*Task description*
From the entries below, tally how many lines contain "수정주가" and report only that figure.

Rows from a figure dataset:
* * * * *

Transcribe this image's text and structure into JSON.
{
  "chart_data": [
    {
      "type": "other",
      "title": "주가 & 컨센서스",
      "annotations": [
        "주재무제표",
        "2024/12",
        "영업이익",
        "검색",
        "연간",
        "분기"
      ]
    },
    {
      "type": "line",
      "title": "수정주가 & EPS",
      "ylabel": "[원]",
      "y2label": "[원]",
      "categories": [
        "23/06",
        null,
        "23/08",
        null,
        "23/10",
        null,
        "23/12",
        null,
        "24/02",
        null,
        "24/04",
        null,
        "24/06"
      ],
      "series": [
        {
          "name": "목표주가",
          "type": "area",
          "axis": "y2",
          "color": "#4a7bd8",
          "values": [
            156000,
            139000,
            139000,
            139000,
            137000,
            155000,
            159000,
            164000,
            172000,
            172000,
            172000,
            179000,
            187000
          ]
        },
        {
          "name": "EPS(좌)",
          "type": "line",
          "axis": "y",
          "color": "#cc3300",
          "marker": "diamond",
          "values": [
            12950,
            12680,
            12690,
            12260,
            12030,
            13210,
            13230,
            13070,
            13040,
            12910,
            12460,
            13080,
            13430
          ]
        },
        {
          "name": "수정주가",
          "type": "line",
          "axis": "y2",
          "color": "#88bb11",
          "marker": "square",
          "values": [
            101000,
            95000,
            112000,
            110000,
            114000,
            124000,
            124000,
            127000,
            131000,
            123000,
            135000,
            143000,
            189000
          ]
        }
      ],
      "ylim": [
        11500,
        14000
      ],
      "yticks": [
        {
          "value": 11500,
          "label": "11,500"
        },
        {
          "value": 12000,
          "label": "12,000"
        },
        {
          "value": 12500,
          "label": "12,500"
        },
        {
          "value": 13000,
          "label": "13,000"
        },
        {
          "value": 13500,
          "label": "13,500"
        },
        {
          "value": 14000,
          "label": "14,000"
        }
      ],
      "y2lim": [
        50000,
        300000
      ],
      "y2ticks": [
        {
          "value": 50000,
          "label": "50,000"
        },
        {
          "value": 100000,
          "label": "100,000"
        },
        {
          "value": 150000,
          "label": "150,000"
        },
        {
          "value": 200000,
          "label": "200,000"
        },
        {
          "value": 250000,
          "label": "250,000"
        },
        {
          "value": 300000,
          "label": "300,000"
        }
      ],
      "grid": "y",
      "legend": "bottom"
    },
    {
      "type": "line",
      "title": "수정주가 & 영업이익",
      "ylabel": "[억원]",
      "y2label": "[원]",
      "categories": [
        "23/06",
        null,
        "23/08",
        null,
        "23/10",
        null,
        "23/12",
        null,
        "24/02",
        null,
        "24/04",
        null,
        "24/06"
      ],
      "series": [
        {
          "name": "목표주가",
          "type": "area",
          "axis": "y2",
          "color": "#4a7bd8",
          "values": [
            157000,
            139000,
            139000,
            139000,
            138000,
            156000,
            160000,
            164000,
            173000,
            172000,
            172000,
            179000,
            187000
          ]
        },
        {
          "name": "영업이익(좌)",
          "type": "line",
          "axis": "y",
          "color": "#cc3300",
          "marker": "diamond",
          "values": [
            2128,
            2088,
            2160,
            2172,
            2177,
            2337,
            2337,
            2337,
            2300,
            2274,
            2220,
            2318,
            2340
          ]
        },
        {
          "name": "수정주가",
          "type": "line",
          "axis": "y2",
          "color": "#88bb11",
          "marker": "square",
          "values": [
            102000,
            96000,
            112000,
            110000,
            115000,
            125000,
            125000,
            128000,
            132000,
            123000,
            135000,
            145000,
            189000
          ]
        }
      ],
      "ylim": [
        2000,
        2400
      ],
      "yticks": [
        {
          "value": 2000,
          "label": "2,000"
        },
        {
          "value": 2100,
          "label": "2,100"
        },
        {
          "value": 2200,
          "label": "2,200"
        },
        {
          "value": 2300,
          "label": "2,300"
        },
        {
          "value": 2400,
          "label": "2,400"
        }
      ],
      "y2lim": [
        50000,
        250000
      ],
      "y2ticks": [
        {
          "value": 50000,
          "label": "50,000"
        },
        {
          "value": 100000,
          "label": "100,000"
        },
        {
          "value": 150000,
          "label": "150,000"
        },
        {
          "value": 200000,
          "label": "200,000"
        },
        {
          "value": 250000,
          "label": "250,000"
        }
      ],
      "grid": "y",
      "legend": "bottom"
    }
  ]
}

* * * * *

*Exercise solution*
4